* start Data rows *
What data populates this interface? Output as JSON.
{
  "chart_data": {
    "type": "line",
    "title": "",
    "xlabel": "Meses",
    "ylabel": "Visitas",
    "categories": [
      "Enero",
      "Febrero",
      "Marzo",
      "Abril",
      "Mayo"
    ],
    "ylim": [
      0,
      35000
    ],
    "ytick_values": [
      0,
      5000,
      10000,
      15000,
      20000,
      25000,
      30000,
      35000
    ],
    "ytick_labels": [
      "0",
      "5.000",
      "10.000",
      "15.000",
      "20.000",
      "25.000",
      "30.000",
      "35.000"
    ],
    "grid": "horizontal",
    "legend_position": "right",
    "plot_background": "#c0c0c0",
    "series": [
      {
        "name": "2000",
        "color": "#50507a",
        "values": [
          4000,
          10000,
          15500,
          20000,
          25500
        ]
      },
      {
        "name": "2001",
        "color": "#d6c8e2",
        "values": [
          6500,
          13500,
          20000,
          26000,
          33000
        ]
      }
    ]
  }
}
* end Data rows *
* start Data rows *
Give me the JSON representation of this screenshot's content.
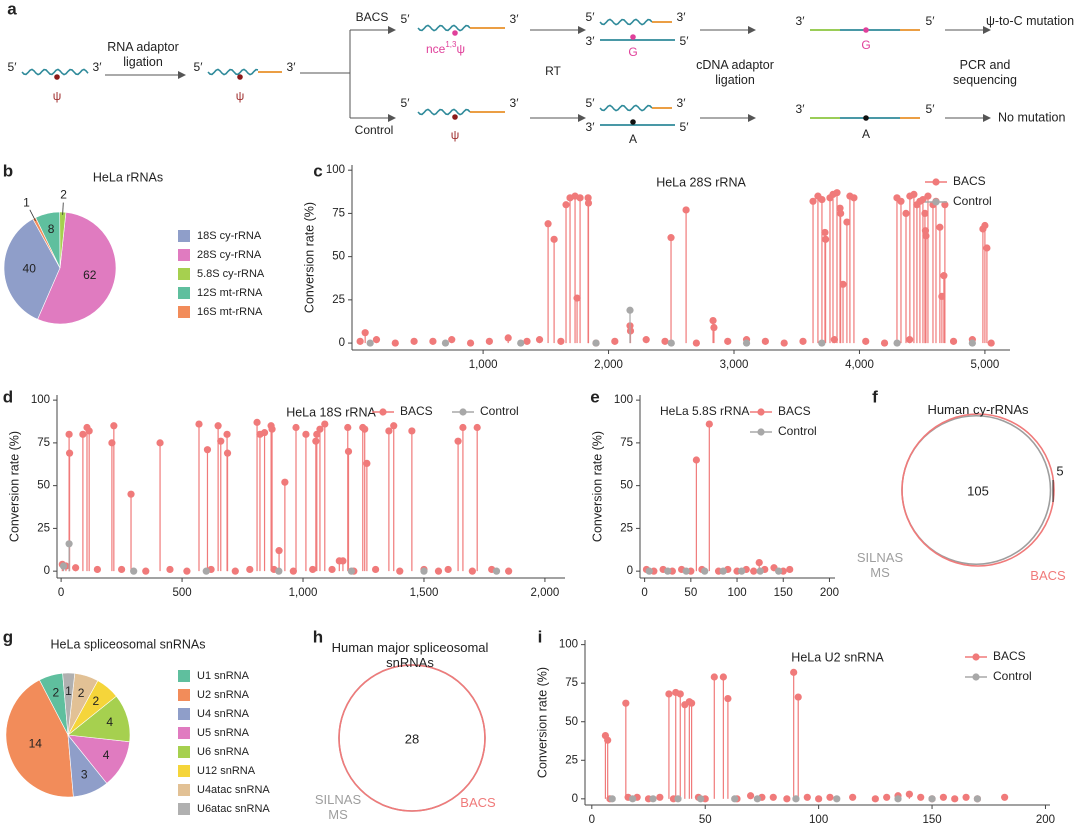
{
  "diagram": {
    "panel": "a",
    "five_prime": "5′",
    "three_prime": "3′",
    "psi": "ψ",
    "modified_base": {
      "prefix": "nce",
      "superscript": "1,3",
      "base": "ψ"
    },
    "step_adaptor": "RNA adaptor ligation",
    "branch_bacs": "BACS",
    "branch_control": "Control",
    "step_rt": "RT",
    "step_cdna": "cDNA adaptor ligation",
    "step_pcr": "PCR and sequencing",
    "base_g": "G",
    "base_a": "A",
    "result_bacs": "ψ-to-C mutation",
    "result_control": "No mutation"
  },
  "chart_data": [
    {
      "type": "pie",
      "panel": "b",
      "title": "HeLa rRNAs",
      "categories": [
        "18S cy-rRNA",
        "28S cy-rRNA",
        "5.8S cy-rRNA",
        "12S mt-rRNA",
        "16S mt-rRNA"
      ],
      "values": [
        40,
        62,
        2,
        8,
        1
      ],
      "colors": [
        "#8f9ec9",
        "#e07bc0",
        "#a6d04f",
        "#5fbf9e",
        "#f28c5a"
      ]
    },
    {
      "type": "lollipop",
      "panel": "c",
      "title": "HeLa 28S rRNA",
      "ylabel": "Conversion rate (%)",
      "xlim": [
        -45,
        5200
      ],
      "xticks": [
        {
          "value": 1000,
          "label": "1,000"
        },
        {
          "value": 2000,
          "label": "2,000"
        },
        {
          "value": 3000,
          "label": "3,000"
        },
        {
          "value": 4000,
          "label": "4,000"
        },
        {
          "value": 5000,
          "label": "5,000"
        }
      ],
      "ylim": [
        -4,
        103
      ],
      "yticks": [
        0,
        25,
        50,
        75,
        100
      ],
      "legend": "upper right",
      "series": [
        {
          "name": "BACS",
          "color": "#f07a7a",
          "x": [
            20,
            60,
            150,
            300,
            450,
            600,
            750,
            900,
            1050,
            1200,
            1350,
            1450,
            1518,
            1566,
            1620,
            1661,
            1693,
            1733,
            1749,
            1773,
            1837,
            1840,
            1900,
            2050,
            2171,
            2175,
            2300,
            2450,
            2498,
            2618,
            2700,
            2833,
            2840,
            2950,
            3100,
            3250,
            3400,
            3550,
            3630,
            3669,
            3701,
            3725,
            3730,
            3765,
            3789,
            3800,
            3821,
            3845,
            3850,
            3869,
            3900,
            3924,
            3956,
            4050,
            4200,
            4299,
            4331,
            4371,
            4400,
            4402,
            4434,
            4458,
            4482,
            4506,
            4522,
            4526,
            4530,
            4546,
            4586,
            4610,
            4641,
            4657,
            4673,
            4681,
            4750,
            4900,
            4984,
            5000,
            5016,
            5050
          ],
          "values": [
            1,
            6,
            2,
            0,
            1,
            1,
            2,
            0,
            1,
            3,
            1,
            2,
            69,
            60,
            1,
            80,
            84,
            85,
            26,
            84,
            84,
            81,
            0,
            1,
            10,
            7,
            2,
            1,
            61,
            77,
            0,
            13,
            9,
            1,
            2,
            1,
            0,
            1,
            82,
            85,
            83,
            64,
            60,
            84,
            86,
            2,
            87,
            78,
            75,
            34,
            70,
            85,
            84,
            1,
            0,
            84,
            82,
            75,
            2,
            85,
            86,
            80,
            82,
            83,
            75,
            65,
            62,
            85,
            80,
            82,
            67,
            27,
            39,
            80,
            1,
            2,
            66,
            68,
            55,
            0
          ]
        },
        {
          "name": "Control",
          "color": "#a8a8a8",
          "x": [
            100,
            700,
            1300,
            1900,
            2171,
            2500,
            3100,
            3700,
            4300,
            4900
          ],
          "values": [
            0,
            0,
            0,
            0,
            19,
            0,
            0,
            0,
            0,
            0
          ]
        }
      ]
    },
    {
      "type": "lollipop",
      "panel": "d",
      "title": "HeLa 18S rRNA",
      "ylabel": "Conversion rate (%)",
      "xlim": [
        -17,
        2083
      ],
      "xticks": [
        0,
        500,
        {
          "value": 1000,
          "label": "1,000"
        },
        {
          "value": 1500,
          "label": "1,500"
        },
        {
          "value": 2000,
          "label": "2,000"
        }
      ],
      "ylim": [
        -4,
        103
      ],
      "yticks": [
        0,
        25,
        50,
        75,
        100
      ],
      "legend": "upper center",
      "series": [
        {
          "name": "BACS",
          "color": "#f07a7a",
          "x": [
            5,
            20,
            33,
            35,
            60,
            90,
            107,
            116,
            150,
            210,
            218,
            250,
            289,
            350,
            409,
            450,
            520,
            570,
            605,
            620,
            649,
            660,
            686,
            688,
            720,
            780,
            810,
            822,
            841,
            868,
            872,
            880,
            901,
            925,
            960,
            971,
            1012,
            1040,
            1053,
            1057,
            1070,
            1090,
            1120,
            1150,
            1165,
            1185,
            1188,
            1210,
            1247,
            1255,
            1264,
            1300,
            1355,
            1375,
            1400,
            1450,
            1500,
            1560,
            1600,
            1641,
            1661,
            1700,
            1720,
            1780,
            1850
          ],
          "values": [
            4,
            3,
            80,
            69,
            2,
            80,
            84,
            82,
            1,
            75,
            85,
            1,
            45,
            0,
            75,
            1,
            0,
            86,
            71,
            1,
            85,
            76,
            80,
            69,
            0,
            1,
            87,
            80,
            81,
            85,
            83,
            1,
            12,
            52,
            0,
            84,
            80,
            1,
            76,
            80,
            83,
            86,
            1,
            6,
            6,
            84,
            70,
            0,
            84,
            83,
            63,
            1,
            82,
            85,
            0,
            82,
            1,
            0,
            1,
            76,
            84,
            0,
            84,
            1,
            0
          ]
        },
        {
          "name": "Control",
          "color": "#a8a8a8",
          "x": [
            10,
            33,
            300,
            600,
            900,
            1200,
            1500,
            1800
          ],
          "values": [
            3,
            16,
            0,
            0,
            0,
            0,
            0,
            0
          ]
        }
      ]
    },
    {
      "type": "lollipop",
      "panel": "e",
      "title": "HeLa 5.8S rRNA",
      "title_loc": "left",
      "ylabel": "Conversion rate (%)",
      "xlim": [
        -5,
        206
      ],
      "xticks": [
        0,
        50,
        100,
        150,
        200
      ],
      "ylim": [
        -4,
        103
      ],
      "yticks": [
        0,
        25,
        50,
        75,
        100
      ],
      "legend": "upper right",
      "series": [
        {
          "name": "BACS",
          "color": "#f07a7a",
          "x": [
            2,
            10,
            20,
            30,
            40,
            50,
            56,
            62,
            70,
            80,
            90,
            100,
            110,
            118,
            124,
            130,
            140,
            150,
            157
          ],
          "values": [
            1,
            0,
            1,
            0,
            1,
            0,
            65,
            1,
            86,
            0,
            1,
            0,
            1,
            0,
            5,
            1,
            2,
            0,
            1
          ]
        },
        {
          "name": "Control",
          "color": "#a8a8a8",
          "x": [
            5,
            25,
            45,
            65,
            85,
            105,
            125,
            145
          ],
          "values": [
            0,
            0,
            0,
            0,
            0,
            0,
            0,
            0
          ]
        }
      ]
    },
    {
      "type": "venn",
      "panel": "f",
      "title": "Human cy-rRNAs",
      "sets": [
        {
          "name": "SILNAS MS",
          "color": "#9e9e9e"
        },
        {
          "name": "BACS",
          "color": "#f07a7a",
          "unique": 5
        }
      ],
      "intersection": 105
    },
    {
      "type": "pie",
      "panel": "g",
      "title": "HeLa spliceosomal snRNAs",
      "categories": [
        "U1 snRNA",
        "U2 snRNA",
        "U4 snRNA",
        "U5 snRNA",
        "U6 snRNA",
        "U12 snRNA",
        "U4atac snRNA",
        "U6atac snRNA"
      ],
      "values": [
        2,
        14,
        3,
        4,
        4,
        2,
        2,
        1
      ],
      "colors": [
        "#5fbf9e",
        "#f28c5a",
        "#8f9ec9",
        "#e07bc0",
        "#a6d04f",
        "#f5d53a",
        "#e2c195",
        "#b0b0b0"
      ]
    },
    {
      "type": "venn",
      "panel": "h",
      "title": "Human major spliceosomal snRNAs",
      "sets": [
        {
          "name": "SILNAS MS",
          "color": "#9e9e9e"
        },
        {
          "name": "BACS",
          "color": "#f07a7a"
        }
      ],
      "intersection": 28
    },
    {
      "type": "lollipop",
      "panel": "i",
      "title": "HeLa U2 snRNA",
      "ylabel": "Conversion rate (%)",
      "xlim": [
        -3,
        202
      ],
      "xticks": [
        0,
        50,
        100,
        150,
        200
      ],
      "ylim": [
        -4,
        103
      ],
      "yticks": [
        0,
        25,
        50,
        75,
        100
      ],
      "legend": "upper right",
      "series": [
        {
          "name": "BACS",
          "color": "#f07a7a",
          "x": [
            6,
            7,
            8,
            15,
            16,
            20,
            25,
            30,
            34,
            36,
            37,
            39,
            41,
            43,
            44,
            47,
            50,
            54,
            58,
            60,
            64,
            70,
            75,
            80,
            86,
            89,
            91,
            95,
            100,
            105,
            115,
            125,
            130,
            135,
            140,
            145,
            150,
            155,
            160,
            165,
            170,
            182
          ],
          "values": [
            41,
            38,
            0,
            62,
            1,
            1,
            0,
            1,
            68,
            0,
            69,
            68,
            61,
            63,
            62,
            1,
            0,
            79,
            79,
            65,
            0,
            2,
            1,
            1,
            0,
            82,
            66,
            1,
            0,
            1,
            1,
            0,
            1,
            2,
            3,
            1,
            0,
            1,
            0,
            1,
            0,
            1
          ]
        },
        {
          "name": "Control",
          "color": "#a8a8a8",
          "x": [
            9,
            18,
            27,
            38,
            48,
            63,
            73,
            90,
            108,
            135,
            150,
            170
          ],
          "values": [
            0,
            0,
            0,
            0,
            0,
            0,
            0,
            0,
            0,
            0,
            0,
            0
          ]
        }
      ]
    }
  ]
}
* end Data rows *
* start Data rows *
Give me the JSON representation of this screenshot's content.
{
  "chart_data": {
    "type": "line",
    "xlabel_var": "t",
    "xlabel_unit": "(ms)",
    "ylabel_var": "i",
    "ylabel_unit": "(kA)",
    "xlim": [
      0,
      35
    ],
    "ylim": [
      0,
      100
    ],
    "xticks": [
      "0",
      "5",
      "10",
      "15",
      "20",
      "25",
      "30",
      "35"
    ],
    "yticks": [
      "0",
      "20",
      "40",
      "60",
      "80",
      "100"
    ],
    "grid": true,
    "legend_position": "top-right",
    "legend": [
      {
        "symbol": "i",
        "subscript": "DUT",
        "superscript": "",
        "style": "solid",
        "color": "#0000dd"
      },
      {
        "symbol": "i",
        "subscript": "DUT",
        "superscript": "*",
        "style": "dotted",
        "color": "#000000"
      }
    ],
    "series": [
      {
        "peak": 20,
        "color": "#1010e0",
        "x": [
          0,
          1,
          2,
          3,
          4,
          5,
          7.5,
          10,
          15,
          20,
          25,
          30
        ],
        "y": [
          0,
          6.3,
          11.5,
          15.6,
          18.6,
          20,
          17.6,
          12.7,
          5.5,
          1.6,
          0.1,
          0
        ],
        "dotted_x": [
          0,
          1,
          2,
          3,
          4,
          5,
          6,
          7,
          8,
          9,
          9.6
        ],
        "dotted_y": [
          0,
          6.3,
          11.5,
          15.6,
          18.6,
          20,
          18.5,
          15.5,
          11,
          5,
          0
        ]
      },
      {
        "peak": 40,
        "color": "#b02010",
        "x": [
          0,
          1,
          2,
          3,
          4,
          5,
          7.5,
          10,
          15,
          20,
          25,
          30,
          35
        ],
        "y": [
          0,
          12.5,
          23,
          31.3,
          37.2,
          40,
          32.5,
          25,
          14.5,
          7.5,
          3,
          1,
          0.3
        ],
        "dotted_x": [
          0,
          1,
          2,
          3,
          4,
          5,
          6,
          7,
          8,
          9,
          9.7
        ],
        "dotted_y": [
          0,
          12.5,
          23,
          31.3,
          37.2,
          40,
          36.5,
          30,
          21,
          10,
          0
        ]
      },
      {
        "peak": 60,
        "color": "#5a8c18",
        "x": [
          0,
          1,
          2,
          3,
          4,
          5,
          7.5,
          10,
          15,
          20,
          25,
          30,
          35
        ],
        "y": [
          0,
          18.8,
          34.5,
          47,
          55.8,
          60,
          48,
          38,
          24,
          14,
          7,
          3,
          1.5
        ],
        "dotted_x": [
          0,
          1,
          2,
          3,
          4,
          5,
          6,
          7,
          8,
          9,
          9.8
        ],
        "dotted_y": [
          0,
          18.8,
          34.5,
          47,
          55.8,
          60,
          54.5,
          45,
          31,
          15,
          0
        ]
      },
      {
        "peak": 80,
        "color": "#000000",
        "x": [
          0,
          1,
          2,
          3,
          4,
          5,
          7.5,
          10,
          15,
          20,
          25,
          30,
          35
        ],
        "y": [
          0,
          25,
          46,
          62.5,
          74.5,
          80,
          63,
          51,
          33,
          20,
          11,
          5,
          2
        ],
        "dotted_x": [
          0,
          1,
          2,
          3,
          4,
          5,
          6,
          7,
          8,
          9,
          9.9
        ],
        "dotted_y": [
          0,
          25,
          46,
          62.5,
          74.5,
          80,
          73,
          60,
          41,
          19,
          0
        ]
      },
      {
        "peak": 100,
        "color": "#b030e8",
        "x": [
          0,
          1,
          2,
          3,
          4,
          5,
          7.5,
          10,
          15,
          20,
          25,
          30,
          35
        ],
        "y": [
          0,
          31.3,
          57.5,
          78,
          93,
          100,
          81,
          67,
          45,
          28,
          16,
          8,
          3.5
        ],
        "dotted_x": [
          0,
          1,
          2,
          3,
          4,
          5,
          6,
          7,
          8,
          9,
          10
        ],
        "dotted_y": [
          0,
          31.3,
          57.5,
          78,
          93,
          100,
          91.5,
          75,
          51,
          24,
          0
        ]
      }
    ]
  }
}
* end Data rows *
Objective:
In the listing above, find each line with the word "superscript" and copy it.

Correct output:
      "superscript": "1,3",
        "superscript": "",
        "superscript": "*",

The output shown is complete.